Leaving out the pictures, please retype each record exactly.
━━━━━ Supplied material
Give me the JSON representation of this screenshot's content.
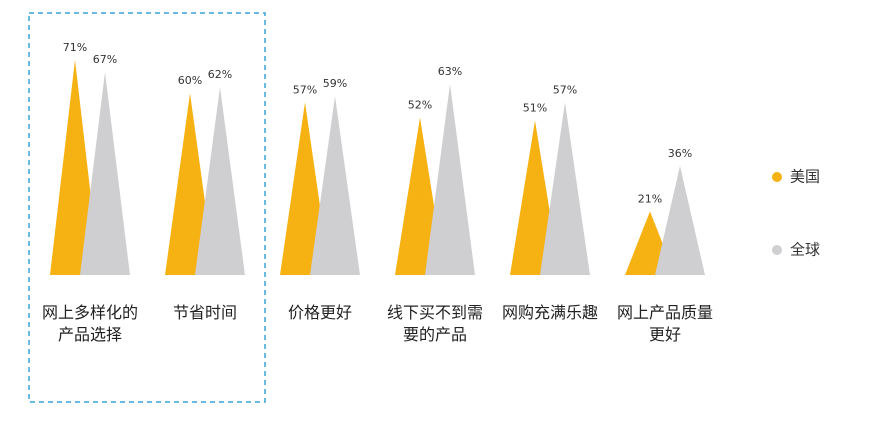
{
  "chart_data": {
    "type": "triangle",
    "categories": [
      "网上多样化的产品选择",
      "节省时间",
      "价格更好",
      "线下买不到需要的产品",
      "网购充满乐趣",
      "网上产品质量更好"
    ],
    "series": [
      {
        "name": "美国",
        "color": "#f6b112",
        "values": [
          71,
          60,
          57,
          52,
          51,
          21
        ],
        "value_labels": [
          "71%",
          "60%",
          "57%",
          "52%",
          "51%",
          "21%"
        ]
      },
      {
        "name": "全球",
        "color": "#cfcfd1",
        "values": [
          67,
          62,
          59,
          63,
          57,
          36
        ],
        "value_labels": [
          "67%",
          "62%",
          "59%",
          "63%",
          "57%",
          "36%"
        ]
      }
    ],
    "ylim": [
      0,
      100
    ]
  }
}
━━━━━━━━━━
▶ [Exercise result]
Give me the JSON representation of this screenshot's content.
{
  "chart_data": {
    "type": "triangle",
    "categories": [
      "网上多样化的产品选择",
      "节省时间",
      "价格更好",
      "线下买不到需要的产品",
      "网购充满乐趣",
      "网上产品质量更好"
    ],
    "series": [
      {
        "name": "美国",
        "color": "#f6b112",
        "values": [
          71,
          60,
          57,
          52,
          51,
          21
        ],
        "value_labels": [
          "71%",
          "60%",
          "57%",
          "52%",
          "51%",
          "21%"
        ]
      },
      {
        "name": "全球",
        "color": "#cfcfd1",
        "values": [
          67,
          62,
          59,
          63,
          57,
          36
        ],
        "value_labels": [
          "67%",
          "62%",
          "59%",
          "63%",
          "57%",
          "36%"
        ]
      }
    ],
    "ylim": [
      0,
      100
    ]
  }
}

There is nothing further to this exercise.